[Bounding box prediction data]
........
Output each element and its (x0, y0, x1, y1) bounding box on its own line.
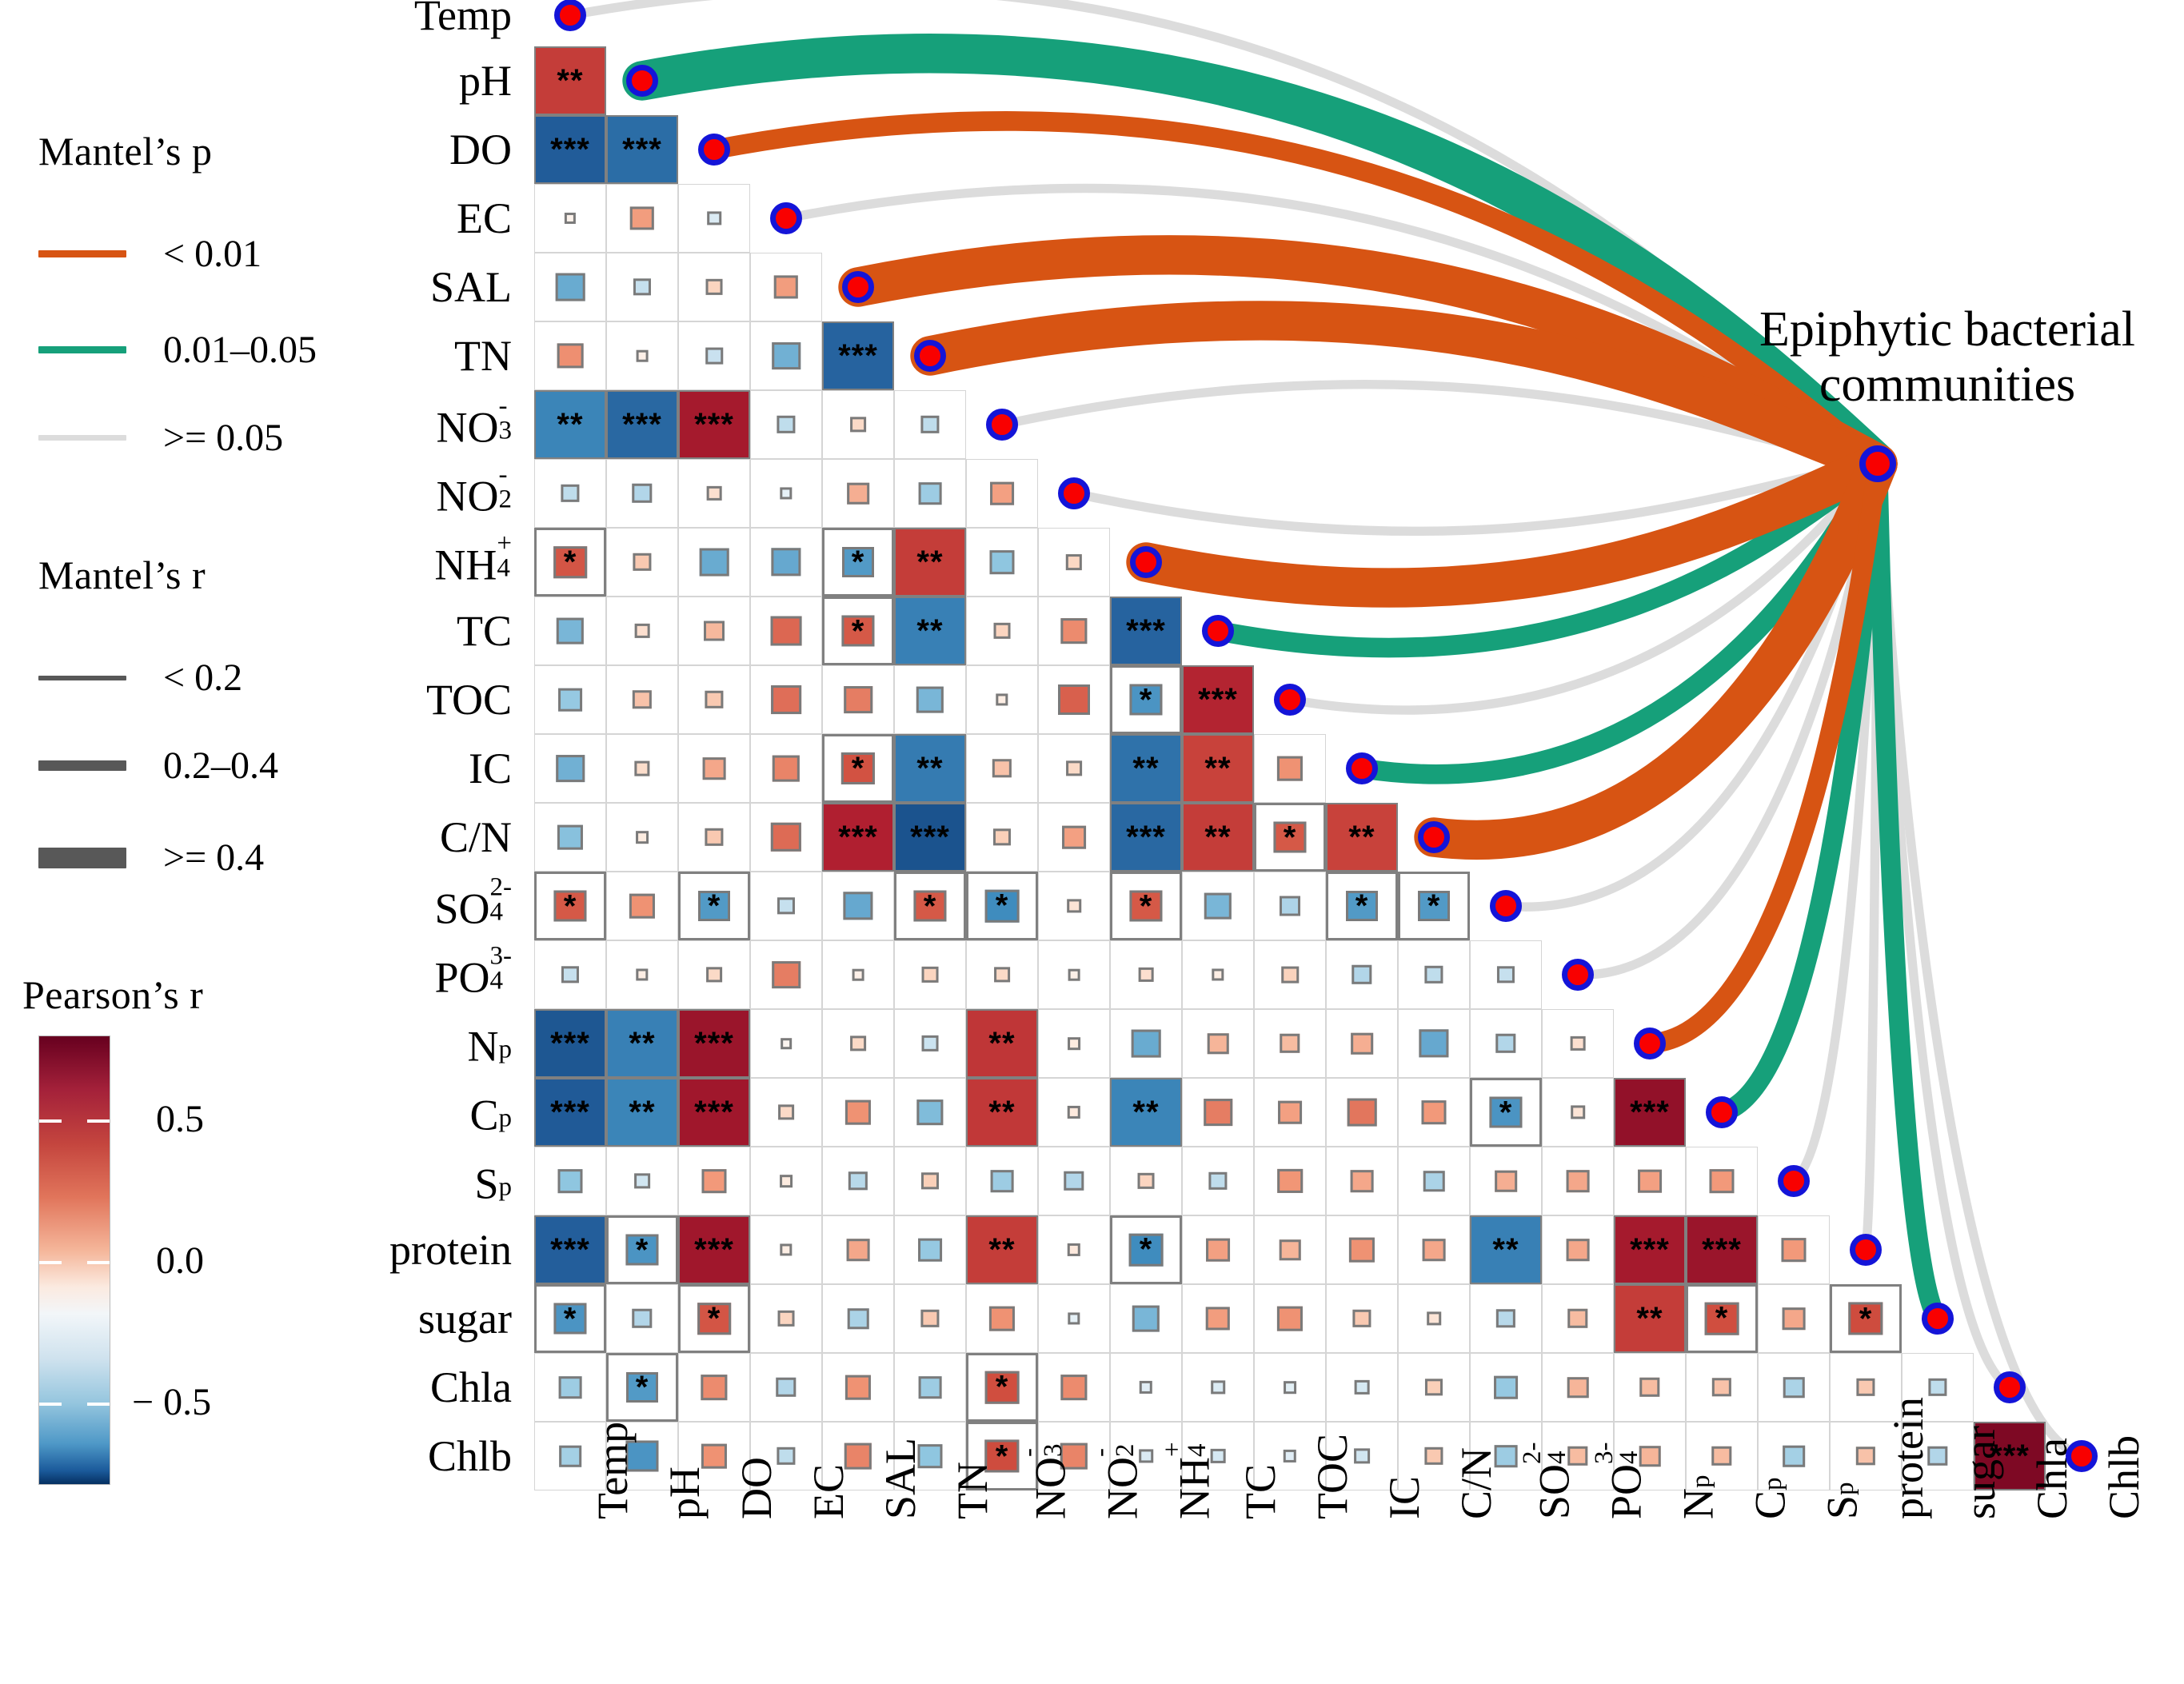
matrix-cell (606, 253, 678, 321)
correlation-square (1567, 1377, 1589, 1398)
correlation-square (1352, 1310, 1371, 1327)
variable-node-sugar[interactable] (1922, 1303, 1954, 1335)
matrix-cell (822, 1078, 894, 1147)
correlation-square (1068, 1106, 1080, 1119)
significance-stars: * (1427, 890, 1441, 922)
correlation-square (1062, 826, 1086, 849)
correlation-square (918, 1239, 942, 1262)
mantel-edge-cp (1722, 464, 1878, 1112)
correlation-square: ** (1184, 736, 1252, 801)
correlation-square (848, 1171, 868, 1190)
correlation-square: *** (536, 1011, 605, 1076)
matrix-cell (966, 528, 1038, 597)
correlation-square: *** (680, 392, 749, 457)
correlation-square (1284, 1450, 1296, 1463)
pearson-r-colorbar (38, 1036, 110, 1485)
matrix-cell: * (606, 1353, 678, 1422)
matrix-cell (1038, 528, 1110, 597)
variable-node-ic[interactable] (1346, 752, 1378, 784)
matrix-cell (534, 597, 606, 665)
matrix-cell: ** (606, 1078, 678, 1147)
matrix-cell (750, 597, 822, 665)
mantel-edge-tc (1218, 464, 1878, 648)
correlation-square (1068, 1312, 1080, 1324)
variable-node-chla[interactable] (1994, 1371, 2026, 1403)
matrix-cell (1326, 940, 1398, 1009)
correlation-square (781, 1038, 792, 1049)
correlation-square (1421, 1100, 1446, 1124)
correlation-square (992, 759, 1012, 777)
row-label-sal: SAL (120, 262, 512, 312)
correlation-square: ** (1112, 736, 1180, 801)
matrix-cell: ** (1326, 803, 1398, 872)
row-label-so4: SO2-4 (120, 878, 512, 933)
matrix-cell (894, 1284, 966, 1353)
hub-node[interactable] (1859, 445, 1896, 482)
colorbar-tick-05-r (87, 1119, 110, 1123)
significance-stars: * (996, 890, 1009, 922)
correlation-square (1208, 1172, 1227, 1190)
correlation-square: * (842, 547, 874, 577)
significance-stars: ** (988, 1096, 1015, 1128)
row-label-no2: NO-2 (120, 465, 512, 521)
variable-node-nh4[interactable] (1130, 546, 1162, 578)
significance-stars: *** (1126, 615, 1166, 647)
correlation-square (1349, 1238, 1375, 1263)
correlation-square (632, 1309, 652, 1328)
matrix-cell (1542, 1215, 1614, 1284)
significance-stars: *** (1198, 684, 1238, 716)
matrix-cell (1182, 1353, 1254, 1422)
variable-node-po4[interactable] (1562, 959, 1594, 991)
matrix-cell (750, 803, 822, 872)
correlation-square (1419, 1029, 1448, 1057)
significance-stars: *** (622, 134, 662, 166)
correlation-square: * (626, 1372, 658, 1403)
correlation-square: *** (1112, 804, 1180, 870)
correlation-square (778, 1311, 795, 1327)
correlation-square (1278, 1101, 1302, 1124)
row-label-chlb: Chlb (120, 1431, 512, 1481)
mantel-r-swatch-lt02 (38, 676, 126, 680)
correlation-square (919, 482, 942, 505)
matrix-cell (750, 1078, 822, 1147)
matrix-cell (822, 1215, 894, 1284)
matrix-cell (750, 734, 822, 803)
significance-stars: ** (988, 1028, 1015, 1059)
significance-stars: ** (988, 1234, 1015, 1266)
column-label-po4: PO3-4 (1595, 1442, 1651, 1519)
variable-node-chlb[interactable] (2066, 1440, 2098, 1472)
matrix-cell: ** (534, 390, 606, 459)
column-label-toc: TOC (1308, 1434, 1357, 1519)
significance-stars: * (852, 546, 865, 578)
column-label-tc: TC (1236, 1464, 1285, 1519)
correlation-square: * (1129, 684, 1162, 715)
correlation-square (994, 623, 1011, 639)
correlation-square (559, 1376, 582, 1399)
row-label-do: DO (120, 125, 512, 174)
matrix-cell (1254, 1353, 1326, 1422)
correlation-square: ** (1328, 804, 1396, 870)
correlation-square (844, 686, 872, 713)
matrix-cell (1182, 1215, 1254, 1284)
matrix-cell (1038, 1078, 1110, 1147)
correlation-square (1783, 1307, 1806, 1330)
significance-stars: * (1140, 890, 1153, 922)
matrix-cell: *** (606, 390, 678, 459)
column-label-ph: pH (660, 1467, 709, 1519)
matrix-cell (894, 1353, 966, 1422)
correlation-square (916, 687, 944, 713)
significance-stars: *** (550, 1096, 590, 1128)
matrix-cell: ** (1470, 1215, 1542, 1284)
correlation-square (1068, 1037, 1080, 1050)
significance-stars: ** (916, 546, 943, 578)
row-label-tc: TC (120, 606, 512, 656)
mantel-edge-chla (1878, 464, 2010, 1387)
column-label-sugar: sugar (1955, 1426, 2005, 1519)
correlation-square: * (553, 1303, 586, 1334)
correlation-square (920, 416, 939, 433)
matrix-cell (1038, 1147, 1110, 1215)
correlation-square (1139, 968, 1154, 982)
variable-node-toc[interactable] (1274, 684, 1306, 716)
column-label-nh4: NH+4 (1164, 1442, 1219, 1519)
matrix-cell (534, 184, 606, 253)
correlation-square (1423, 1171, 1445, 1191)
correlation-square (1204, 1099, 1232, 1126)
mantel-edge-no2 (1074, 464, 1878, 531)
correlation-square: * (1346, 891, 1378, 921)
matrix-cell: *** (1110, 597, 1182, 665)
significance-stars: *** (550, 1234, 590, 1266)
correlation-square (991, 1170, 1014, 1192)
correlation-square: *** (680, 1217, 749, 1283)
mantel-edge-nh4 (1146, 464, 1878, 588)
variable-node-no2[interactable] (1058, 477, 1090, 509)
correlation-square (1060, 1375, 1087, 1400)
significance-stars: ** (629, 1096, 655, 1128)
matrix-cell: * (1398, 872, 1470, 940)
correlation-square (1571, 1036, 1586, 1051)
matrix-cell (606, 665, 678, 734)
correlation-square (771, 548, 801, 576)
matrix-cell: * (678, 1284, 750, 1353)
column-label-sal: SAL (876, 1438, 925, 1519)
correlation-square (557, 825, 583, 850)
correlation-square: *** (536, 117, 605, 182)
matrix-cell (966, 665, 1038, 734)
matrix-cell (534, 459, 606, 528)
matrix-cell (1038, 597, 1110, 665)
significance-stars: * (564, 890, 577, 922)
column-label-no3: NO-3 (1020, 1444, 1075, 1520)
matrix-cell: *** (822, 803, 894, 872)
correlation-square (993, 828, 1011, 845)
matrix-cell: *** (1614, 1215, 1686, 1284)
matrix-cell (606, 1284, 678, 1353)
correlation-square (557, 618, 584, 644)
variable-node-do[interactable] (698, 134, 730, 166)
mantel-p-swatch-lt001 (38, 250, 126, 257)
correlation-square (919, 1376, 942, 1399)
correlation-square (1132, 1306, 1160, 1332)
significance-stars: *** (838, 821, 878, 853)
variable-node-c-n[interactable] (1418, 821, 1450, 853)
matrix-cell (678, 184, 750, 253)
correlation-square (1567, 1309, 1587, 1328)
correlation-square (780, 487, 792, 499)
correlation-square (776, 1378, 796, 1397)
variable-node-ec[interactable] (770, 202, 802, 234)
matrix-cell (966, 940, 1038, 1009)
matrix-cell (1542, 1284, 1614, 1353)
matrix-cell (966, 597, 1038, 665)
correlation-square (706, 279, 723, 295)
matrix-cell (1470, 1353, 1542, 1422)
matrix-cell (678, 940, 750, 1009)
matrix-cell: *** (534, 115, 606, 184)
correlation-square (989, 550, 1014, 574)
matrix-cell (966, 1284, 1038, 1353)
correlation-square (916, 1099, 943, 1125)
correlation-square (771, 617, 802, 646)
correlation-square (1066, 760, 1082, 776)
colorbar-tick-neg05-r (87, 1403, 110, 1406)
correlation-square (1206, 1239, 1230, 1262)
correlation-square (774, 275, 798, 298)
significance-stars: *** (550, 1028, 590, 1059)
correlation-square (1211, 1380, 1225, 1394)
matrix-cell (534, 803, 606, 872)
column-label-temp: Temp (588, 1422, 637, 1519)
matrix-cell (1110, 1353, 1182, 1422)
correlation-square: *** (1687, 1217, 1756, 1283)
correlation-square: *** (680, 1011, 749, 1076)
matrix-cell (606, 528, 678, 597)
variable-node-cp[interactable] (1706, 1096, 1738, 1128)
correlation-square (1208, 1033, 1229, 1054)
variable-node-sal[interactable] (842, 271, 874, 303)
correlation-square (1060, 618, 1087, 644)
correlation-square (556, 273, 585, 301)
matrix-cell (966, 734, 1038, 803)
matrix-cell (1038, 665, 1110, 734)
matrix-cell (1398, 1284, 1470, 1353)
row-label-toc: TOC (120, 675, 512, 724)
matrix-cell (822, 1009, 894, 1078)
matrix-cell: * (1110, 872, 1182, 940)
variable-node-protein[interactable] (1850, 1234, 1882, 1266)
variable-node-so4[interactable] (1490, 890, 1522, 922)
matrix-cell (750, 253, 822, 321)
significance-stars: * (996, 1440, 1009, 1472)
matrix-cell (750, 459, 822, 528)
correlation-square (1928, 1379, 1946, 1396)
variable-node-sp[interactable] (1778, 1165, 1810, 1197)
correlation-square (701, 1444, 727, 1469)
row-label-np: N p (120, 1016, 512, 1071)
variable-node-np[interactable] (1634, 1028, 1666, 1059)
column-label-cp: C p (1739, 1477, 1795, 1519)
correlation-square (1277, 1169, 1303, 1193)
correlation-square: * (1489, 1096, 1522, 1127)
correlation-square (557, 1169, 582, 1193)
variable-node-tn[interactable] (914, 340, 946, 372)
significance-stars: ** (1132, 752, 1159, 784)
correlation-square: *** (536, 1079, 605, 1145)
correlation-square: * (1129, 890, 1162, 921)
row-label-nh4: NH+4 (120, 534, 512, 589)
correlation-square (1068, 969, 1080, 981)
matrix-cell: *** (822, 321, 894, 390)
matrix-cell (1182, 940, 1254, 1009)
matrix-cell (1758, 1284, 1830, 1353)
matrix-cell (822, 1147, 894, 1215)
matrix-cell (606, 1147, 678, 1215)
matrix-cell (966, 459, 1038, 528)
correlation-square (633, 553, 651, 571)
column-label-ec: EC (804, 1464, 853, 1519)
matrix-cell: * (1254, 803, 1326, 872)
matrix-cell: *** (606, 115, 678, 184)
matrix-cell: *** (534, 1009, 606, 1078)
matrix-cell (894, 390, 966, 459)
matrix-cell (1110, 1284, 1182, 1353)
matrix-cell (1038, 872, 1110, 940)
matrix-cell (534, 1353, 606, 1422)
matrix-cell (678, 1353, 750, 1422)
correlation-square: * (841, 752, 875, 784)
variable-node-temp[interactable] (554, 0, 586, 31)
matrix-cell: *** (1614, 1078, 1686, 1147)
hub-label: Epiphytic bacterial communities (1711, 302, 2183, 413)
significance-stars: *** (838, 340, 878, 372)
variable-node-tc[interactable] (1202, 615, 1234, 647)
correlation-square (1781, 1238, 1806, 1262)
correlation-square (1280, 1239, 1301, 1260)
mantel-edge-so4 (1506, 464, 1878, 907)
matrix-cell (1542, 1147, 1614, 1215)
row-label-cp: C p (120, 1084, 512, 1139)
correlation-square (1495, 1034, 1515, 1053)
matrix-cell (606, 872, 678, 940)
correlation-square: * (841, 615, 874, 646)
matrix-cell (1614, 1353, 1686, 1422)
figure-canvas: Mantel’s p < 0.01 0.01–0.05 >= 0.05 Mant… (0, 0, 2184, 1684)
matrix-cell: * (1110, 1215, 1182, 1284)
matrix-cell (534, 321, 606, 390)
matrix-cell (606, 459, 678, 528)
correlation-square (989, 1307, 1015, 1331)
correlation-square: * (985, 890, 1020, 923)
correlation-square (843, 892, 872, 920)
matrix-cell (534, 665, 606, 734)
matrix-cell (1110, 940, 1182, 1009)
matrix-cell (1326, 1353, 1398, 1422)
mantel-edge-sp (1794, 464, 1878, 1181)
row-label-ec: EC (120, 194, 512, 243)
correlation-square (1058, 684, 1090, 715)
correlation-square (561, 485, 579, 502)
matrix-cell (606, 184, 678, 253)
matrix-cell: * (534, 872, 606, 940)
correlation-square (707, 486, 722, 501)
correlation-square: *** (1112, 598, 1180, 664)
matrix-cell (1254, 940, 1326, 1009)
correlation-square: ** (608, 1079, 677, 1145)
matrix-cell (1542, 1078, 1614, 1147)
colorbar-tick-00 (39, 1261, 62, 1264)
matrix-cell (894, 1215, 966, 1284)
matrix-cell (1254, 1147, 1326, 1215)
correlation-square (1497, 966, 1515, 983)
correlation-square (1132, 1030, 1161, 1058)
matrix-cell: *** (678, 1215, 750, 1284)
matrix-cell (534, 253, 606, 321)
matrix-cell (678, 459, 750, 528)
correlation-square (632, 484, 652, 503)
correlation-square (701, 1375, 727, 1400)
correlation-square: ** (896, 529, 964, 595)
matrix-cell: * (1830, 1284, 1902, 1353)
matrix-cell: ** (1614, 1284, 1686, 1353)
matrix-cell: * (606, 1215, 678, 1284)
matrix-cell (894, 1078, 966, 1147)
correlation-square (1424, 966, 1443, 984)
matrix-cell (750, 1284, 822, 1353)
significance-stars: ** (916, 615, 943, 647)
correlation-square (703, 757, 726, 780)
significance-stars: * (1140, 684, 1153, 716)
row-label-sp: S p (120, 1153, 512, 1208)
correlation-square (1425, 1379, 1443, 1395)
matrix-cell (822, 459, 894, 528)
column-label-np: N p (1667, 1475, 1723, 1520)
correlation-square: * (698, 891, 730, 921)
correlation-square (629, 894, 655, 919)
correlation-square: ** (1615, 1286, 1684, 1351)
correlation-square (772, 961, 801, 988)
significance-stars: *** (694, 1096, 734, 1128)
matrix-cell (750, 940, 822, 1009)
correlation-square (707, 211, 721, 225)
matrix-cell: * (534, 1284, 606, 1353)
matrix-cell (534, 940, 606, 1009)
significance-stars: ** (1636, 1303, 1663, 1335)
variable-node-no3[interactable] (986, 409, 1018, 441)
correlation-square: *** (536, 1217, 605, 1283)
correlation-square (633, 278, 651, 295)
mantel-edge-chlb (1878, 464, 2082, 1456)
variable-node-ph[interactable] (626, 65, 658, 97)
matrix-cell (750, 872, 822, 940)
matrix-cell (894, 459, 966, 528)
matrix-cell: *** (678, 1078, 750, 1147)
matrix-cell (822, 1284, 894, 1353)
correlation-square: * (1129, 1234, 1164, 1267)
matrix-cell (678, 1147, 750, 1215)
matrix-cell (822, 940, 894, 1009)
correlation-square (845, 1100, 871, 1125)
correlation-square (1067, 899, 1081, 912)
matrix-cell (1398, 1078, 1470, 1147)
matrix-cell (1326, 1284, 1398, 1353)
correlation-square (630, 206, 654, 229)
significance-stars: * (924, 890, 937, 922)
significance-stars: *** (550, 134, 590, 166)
........
● About this task
Scan the entries above for the string "chla" and copy each line containing it.

● Exercise answer
variable-node-chla[interactable] (1994, 1371, 2026, 1403)
mantel-edge-chla (1878, 464, 2010, 1387)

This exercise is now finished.